*Data listing*:
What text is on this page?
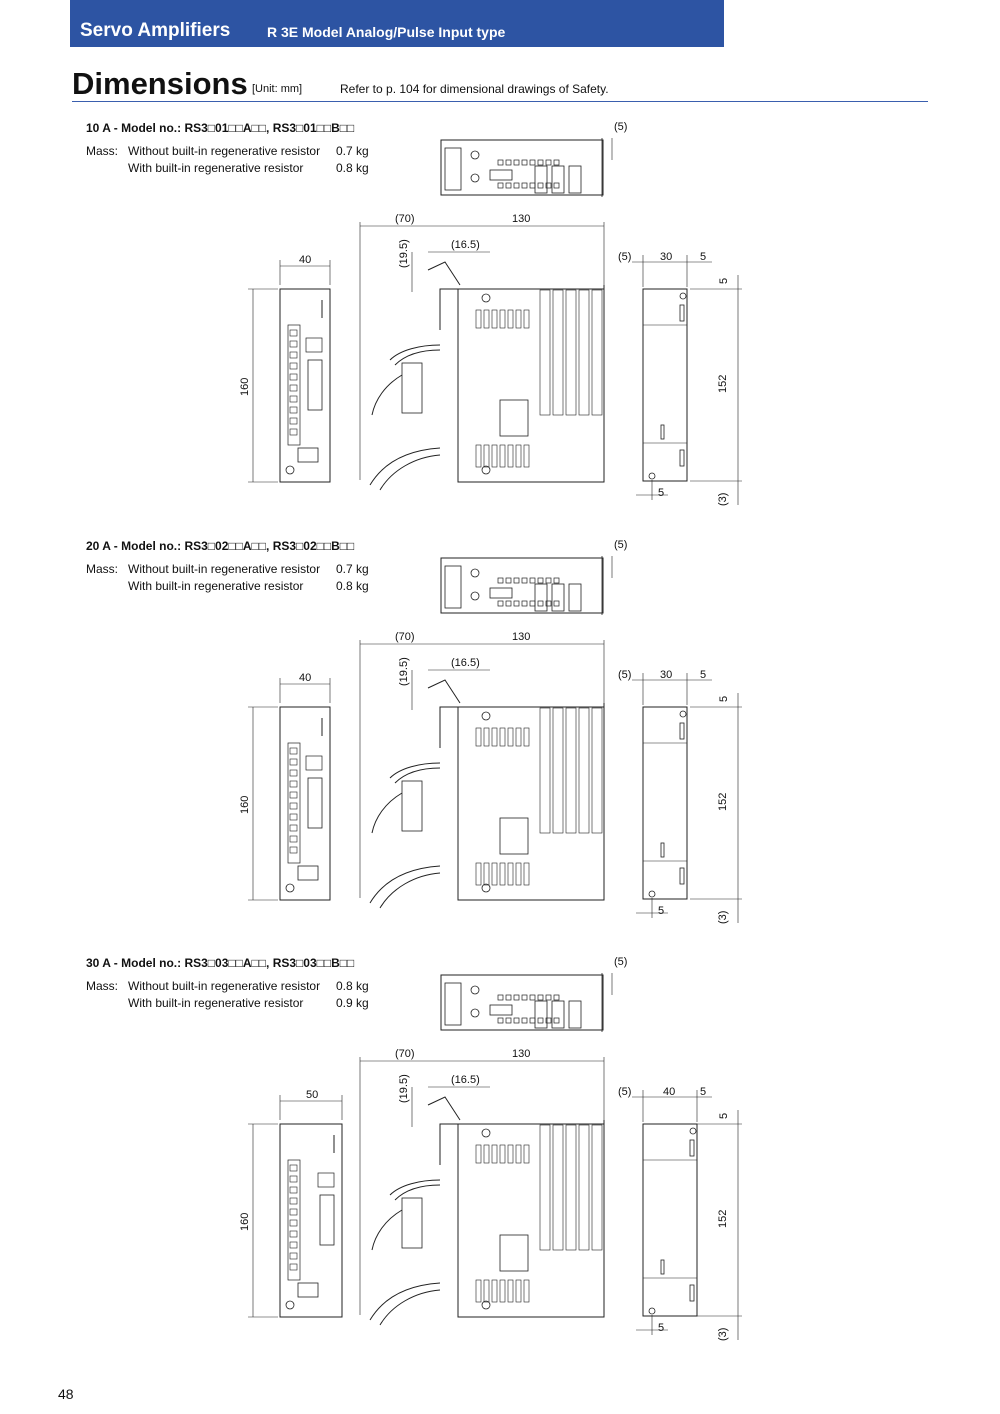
Servo Amplifiers	R 3E Model Analog/Pulse Input type
Dimensions [Unit: mm]	Refer to p. 104 for dimensional drawings of Safety.
10 A - Model no.: RS3□01□□A□□, RS3□01□□B□□
Mass: Without built-in regenerative resistor 0.7 kg
With built-in regenerative resistor	0.8 kg
(5)
(70)	130
(16.5)
40	(5)	30	5
5
(19.5)
160
5
152
(3)
20 A - Model no.: RS3□02□□A□□, RS3□02□□B□□
Mass: Without built-in regenerative resistor 0.7 kg
With built-in regenerative resistor	0.8 kg
(5)
(70)	130
(16.5)
40	(5)	30	5
5
(19.5)
160
5
152
(3)
30 A - Model no.: RS3□03□□A□□, RS3□03□□B□□
Mass: Without built-in regenerative resistor 0.8 kg
With built-in regenerative resistor	0.9 kg
(5)
(70)	130
(16.5)
50	(5)	40 5
5
(19.5)
160
5
152
(3)
48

*STATED TASK*:
Transcribe the whole listing, character for character, but not its images.

*OUTPUT OF THE EXERCISE*:
What text is on this page?
Servo Amplifiers	R 3E Model Analog/Pulse Input type
Dimensions [Unit: mm]	Refer to p. 104 for dimensional drawings of Safety.
10 A - Model no.: RS3□01□□A□□, RS3□01□□B□□
Mass: Without built-in regenerative resistor 0.7 kg
With built-in regenerative resistor	0.8 kg
(5)
(70)	130
(16.5)
40	(5)	30	5
5
(19.5)
160
5
152
(3)
20 A - Model no.: RS3□02□□A□□, RS3□02□□B□□
Mass: Without built-in regenerative resistor 0.7 kg
With built-in regenerative resistor	0.8 kg
(5)
(70)	130
(16.5)
40	(5)	30	5
5
(19.5)
160
5
152
(3)
30 A - Model no.: RS3□03□□A□□, RS3□03□□B□□
Mass: Without built-in regenerative resistor 0.8 kg
With built-in regenerative resistor	0.9 kg
(5)
(70)	130
(16.5)
50	(5)	40 5
5
(19.5)
160
5
152
(3)
48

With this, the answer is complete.